Given exercise:
Reproduce all of the data below without alteration; exclude every picture.

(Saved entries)

:::::

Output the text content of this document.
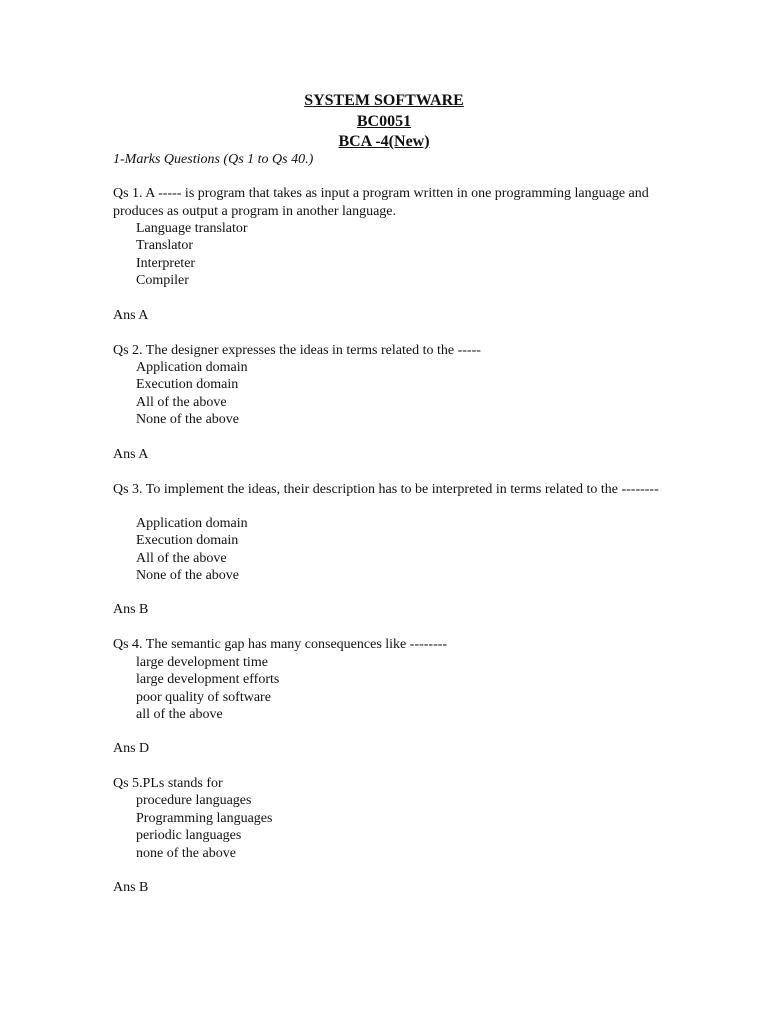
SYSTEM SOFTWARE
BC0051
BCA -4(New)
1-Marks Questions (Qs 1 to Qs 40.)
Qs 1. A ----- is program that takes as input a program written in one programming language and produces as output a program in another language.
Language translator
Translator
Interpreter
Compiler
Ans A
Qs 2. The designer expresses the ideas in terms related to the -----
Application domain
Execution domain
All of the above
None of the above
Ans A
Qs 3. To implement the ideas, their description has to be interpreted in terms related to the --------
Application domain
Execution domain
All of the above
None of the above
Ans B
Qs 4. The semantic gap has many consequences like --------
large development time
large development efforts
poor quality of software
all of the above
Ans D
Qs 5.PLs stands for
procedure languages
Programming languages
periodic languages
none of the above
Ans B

:::::

Output of the task:
Output the text content of this document.
SYSTEM SOFTWARE
BC0051
BCA -4(New)
1-Marks Questions (Qs 1 to Qs 40.)
Qs 1. A ----- is program that takes as input a program written in one programming language and produces as output a program in another language.
Language translator
Translator
Interpreter
Compiler
Ans A
Qs 2. The designer expresses the ideas in terms related to the -----
Application domain
Execution domain
All of the above
None of the above
Ans A
Qs 3. To implement the ideas, their description has to be interpreted in terms related to the --------
Application domain
Execution domain
All of the above
None of the above
Ans B
Qs 4. The semantic gap has many consequences like --------
large development time
large development efforts
poor quality of software
all of the above
Ans D
Qs 5.PLs stands for
procedure languages
Programming languages
periodic languages
none of the above
Ans B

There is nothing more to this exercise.